Data records

^^^^^^^^^^^^^^^^

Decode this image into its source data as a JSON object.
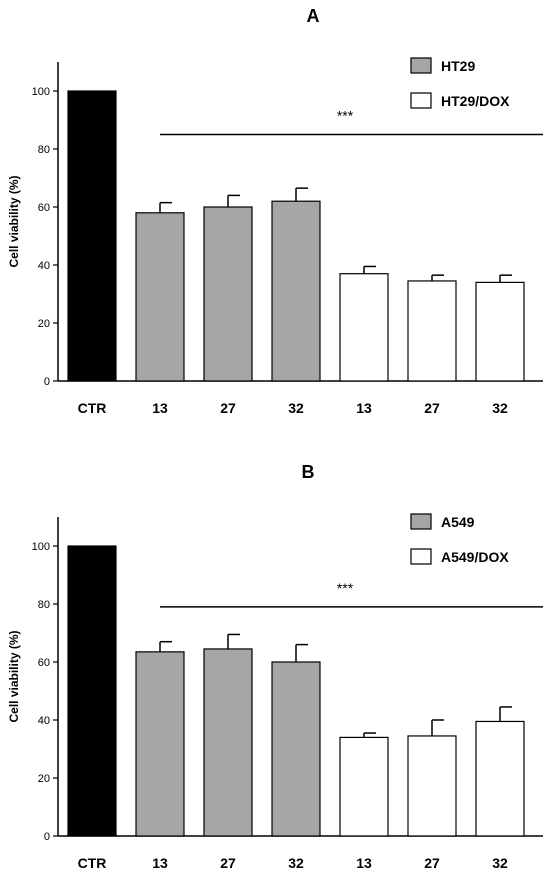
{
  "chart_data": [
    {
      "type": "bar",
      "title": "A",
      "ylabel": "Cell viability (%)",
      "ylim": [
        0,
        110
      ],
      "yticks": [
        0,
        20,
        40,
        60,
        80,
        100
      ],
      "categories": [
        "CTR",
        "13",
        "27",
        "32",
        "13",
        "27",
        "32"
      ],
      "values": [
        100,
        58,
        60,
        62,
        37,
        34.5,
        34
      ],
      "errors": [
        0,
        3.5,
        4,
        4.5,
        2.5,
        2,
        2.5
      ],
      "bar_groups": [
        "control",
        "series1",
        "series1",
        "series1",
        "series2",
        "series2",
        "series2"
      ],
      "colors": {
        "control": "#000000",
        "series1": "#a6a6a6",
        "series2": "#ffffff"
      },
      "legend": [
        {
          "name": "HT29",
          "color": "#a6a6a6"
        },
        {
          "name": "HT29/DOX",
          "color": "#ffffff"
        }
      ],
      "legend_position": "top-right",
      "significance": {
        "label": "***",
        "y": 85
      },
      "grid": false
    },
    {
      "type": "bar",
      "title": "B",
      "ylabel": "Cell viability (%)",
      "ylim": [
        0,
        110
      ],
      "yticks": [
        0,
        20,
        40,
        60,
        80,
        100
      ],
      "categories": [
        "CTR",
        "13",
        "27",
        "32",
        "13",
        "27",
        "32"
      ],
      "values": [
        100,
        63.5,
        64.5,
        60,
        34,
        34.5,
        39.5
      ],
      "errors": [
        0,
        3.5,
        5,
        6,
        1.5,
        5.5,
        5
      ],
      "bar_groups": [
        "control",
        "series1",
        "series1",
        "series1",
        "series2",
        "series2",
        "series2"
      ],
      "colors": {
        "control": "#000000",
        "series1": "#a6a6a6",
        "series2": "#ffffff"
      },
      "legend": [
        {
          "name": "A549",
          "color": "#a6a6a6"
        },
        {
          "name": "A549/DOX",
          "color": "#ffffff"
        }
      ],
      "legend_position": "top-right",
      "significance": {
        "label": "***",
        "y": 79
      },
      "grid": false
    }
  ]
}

^^^^^^^^^^^^^^^^

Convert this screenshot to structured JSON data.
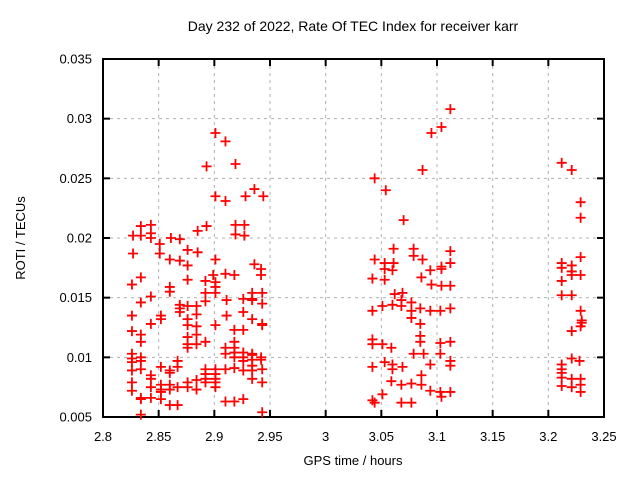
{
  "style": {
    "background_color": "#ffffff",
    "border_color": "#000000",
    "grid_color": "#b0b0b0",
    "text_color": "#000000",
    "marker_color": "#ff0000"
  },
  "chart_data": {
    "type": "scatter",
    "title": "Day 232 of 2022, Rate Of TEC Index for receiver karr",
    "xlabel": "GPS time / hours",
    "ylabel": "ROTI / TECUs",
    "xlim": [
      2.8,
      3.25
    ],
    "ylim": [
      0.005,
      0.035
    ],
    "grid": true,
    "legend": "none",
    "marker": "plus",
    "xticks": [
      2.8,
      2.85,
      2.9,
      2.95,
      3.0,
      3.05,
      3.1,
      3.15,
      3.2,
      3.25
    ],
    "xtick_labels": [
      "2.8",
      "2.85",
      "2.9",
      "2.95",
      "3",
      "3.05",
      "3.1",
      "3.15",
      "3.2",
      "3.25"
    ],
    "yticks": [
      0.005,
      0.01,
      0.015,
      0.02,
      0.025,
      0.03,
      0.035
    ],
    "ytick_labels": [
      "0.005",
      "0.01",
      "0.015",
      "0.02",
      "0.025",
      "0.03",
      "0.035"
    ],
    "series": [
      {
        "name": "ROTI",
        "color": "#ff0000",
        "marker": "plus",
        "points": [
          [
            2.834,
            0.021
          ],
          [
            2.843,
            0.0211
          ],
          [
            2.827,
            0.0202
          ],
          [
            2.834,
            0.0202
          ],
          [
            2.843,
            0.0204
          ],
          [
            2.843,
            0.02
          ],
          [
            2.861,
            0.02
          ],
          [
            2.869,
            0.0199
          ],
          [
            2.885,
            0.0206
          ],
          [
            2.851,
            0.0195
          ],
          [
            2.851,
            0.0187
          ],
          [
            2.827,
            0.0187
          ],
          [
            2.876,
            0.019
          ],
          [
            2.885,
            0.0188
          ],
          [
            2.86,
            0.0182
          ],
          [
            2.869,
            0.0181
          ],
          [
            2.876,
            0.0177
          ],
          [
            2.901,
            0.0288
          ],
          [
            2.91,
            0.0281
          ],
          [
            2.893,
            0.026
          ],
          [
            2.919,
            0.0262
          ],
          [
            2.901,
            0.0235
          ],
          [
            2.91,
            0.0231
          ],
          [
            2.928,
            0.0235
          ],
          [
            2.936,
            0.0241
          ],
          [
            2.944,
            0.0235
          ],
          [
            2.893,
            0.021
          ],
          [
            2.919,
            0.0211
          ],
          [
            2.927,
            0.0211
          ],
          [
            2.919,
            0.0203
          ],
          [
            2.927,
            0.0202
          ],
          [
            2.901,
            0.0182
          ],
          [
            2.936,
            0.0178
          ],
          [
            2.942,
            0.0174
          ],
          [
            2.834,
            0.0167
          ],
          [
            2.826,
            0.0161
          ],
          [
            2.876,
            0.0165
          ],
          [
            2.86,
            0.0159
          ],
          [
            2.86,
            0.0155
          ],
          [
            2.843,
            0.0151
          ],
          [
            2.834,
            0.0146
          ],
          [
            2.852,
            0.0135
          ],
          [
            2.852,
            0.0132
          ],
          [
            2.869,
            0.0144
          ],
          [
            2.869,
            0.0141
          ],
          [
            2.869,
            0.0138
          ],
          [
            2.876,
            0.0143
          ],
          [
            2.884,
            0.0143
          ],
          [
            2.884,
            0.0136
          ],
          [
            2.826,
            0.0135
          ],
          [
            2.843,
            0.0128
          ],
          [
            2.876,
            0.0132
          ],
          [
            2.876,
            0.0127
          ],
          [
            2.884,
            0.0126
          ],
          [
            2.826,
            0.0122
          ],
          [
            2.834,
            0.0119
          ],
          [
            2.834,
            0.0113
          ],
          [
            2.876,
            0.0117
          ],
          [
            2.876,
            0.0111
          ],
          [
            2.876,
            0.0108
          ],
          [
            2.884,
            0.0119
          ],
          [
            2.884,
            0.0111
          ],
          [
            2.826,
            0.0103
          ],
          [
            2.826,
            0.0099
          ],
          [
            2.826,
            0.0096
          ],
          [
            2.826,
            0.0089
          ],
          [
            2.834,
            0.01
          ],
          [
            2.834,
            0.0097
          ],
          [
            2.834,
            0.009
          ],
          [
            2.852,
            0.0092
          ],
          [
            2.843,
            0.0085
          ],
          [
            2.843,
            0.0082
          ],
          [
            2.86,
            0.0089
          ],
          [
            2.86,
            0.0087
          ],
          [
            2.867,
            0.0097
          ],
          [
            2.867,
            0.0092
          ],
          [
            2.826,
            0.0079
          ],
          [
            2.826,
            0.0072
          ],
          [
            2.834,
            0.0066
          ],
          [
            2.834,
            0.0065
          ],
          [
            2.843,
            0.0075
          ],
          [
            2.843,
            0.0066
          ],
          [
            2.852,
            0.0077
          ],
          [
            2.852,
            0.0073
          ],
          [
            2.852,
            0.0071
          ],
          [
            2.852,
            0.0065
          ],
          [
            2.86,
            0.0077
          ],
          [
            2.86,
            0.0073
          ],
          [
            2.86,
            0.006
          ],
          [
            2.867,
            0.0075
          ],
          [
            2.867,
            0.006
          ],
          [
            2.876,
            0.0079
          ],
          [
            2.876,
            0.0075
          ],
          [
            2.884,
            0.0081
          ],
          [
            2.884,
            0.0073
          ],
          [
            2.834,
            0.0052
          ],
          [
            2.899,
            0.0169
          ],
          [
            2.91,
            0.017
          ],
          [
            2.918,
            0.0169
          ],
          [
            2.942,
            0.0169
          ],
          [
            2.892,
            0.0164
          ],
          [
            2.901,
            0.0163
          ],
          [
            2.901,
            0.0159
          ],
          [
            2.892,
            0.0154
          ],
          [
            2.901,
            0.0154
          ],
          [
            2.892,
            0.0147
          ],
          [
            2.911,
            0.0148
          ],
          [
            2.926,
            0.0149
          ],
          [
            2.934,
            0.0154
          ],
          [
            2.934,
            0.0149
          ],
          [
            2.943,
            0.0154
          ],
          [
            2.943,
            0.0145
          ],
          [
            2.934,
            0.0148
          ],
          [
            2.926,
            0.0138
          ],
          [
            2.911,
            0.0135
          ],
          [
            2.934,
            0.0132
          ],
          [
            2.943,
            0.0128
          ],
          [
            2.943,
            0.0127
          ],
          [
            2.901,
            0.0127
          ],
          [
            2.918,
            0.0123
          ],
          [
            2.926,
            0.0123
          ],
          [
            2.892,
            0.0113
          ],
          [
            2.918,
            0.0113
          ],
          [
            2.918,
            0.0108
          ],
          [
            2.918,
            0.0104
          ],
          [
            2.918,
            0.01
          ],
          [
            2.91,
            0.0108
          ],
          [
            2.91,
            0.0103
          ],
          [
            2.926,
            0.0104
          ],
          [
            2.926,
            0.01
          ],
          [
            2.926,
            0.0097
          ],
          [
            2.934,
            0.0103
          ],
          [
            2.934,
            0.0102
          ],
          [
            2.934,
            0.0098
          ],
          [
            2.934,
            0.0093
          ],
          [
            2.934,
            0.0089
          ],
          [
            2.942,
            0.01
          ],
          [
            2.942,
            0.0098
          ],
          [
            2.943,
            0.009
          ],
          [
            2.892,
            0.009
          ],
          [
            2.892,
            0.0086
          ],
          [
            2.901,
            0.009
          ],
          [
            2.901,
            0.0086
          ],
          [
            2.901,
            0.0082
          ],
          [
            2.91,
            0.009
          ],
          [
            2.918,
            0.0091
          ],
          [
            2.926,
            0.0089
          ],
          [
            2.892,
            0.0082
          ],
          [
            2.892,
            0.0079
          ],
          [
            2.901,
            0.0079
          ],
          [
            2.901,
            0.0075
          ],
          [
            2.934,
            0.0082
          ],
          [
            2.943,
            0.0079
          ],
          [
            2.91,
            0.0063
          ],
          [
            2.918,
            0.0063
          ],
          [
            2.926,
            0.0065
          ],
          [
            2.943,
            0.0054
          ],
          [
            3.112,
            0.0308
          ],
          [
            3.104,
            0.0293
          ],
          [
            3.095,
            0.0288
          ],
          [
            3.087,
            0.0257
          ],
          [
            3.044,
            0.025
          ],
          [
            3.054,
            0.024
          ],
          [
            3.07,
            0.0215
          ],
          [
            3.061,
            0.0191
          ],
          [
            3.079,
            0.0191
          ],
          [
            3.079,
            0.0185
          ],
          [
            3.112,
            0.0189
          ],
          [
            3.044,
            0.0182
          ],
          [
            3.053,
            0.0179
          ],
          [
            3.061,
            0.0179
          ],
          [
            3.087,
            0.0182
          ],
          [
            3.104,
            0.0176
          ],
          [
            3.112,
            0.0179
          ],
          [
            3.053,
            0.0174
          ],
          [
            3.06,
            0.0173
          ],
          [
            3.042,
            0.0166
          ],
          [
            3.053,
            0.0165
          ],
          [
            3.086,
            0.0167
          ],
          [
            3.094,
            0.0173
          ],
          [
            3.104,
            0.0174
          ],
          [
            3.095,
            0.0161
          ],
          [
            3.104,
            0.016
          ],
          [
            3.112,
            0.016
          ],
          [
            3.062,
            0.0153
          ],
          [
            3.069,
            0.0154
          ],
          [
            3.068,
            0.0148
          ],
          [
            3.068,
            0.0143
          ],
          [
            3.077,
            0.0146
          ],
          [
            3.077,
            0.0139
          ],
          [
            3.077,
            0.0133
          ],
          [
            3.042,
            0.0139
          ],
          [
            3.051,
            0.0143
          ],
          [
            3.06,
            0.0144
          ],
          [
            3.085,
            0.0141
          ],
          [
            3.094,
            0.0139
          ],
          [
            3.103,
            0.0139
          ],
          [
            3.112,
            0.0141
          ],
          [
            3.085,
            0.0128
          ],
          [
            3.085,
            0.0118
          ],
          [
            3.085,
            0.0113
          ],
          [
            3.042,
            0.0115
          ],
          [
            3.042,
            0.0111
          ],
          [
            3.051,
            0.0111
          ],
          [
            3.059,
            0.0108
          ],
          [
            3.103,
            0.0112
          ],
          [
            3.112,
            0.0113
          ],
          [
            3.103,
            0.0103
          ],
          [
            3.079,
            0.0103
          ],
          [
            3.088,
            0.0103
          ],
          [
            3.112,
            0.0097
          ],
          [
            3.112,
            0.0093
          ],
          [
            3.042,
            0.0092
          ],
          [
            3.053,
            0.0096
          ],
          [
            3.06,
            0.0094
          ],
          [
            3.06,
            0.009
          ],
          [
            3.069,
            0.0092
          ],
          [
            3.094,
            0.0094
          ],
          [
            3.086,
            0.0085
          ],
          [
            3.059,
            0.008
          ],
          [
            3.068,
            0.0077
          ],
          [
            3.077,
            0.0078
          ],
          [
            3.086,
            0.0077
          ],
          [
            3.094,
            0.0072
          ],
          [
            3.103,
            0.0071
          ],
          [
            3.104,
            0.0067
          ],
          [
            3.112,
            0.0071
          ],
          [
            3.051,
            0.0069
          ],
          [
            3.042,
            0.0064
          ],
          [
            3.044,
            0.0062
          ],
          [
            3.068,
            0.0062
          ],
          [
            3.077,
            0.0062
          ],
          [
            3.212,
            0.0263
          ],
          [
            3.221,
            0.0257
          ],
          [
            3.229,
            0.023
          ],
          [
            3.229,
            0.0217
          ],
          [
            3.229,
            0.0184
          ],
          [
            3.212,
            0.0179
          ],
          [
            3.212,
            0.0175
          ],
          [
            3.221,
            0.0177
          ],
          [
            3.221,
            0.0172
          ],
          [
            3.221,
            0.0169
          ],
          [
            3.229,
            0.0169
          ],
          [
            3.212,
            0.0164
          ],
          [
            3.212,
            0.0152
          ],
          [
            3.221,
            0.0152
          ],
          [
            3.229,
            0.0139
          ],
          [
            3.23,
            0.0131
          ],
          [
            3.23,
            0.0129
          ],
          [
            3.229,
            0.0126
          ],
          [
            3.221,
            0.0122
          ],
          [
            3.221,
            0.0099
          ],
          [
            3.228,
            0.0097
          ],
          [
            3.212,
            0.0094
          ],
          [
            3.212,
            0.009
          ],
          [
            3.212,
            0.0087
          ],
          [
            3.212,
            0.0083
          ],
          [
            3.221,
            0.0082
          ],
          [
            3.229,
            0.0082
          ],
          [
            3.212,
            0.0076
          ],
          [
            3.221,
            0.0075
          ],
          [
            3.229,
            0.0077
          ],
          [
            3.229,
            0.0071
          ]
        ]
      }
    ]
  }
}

^^^^^^^^^^^^^^^^

§ Written exercise:
Determine how many lines include the word "JSON" and report that number by itself.

§ Answer to this exercise:
2